Written task:
Copy out each line of the material in which the word "title" appears.

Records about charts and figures
[Begin]

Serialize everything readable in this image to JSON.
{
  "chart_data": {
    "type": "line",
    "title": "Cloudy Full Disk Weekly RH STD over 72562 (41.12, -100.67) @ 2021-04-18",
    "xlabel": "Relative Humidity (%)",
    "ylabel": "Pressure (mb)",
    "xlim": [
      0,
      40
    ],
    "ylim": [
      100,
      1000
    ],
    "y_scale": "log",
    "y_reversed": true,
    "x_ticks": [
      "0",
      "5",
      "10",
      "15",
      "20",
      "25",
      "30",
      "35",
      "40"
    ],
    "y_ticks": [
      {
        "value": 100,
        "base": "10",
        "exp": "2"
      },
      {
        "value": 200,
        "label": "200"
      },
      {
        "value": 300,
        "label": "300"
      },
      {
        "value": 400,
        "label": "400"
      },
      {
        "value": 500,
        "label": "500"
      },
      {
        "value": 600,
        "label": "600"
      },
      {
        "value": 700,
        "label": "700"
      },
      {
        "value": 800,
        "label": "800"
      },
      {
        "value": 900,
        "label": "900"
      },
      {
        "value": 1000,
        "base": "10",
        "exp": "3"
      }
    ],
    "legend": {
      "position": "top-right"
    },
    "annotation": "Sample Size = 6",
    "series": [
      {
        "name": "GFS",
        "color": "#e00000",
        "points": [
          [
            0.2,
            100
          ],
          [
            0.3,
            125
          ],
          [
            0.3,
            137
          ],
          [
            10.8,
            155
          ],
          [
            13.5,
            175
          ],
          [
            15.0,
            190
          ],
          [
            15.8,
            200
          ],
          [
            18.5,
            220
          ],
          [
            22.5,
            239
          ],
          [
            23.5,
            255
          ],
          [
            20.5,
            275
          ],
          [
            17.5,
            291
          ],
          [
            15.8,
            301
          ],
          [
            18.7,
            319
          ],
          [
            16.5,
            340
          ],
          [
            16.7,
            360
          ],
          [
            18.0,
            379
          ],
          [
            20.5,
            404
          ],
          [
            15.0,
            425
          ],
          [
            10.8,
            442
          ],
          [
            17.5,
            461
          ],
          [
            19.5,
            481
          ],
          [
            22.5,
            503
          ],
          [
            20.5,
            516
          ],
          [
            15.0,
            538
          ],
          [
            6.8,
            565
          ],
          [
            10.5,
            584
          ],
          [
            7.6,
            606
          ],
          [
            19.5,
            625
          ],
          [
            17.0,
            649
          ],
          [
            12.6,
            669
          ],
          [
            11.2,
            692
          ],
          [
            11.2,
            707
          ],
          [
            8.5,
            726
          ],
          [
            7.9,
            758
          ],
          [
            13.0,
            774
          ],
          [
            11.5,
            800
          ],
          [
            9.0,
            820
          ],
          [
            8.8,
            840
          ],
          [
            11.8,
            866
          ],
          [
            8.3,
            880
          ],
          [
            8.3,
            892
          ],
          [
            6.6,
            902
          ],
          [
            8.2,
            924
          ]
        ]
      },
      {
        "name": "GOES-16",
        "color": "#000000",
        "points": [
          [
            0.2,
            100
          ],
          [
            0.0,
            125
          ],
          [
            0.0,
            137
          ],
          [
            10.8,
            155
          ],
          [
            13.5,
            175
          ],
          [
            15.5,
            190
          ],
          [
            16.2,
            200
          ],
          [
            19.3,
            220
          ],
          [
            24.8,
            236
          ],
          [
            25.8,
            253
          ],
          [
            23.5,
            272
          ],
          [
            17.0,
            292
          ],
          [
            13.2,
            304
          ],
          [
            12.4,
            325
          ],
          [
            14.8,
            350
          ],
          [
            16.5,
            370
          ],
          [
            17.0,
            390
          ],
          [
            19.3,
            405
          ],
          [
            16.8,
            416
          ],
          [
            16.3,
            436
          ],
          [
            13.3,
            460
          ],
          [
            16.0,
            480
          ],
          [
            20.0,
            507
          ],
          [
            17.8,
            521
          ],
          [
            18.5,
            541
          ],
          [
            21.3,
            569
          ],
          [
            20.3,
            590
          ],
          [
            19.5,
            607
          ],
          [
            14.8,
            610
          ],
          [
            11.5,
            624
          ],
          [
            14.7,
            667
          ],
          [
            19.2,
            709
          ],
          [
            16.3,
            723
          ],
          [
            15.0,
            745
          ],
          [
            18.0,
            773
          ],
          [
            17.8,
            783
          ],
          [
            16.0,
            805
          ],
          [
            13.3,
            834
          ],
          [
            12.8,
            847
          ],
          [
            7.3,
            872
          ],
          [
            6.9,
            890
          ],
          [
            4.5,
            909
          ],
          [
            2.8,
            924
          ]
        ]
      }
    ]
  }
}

[End]
[Begin]

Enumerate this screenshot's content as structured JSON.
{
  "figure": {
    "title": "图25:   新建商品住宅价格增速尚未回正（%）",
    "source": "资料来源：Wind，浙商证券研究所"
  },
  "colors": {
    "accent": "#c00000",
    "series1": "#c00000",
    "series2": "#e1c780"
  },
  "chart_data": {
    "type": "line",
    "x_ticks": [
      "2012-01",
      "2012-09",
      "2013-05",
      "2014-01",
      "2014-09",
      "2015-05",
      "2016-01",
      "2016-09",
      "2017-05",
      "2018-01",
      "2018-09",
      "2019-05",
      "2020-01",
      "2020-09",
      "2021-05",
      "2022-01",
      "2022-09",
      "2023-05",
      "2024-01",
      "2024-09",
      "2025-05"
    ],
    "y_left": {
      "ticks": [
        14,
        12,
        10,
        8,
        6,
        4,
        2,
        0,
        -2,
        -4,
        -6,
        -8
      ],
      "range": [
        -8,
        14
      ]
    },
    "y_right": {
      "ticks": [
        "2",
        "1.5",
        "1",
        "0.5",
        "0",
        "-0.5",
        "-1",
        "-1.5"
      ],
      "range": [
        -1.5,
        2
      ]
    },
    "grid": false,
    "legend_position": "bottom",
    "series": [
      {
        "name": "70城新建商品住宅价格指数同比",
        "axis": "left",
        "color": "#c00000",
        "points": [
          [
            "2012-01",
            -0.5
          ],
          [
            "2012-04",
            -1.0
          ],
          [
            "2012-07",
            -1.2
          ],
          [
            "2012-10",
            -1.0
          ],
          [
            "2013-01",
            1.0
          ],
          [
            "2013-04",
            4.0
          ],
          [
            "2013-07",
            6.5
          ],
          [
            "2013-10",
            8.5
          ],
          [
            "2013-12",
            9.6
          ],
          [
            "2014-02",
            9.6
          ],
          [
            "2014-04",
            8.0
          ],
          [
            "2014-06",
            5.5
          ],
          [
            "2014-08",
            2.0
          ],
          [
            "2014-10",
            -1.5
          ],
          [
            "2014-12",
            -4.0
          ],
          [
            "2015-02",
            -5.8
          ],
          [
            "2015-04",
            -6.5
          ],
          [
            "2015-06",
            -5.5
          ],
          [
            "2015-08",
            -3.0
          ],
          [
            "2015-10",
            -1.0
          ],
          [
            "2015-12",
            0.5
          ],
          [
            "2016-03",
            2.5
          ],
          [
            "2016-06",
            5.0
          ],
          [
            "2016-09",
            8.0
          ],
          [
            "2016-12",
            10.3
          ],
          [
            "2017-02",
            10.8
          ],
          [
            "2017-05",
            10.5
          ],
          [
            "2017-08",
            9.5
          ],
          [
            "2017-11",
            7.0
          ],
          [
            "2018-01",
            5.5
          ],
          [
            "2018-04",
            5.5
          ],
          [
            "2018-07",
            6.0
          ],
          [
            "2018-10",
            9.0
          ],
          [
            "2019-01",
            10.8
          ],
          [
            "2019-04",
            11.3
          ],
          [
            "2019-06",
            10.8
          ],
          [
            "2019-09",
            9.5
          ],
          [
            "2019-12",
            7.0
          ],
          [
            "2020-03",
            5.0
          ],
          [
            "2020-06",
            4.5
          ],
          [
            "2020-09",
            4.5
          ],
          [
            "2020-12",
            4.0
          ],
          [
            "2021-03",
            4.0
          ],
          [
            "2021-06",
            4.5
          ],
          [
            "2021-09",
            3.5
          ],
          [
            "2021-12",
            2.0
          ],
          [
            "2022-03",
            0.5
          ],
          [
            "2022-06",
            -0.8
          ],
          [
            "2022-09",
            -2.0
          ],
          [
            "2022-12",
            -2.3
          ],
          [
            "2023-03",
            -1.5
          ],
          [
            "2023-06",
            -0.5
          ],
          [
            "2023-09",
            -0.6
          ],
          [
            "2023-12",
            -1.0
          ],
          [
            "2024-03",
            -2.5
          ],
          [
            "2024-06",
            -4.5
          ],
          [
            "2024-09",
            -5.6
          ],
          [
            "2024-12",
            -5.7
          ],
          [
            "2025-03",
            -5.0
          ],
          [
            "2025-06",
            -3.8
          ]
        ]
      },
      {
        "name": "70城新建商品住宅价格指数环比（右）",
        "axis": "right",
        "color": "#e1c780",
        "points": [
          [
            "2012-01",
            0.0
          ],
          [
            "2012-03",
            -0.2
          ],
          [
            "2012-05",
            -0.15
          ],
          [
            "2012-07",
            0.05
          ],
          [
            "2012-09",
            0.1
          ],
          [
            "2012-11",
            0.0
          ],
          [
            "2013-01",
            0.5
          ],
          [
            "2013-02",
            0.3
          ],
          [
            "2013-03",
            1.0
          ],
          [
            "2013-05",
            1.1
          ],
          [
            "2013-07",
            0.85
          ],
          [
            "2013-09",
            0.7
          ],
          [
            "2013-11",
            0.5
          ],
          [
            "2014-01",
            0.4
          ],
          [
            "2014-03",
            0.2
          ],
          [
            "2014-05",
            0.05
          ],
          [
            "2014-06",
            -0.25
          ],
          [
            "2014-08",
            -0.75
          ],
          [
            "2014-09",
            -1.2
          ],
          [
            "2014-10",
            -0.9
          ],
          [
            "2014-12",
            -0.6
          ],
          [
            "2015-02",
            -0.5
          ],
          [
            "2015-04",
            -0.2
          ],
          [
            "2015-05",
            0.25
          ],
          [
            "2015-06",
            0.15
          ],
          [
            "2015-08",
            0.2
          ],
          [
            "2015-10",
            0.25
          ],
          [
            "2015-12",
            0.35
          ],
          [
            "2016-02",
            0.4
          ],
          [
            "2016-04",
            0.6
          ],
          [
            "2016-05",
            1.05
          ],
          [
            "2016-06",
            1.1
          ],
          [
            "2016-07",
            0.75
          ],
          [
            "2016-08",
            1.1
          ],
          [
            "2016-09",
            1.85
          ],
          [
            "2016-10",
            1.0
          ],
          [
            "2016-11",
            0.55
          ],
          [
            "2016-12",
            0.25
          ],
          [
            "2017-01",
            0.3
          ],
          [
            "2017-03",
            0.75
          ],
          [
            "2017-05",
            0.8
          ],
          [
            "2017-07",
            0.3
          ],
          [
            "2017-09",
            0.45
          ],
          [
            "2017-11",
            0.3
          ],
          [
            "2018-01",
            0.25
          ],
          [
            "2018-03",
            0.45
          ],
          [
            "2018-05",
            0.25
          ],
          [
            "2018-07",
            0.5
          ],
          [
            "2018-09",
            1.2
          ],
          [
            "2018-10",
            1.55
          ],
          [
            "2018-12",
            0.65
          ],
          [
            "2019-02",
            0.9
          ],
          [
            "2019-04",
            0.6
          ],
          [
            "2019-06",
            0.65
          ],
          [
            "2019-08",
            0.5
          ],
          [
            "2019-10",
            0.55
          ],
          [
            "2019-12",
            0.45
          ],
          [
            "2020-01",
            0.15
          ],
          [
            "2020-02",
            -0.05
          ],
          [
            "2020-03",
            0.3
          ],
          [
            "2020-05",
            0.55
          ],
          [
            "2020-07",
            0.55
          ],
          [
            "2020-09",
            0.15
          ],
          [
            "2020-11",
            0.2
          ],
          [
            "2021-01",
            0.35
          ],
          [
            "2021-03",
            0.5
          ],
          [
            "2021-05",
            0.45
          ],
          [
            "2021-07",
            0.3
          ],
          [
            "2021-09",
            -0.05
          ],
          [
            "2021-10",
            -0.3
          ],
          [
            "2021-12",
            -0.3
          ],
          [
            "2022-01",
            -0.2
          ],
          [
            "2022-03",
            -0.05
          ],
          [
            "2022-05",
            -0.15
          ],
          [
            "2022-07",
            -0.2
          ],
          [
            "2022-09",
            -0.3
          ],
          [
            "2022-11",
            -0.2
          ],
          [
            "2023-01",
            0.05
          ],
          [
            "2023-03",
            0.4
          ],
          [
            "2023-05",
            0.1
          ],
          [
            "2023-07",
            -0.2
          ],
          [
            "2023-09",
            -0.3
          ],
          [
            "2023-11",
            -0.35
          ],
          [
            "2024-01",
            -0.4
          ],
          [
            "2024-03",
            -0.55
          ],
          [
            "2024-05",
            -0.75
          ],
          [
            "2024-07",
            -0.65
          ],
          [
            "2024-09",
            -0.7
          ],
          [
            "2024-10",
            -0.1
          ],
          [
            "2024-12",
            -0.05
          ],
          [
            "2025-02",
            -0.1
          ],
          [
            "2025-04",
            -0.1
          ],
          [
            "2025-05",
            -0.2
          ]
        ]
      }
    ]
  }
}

[End]

Written solution:
    "title": "Cloudy Full Disk Weekly RH STD over 72562 (41.12, -100.67) @ 2021-04-18",
    "title": "图25:   新建商品住宅价格增速尚未回正（%）",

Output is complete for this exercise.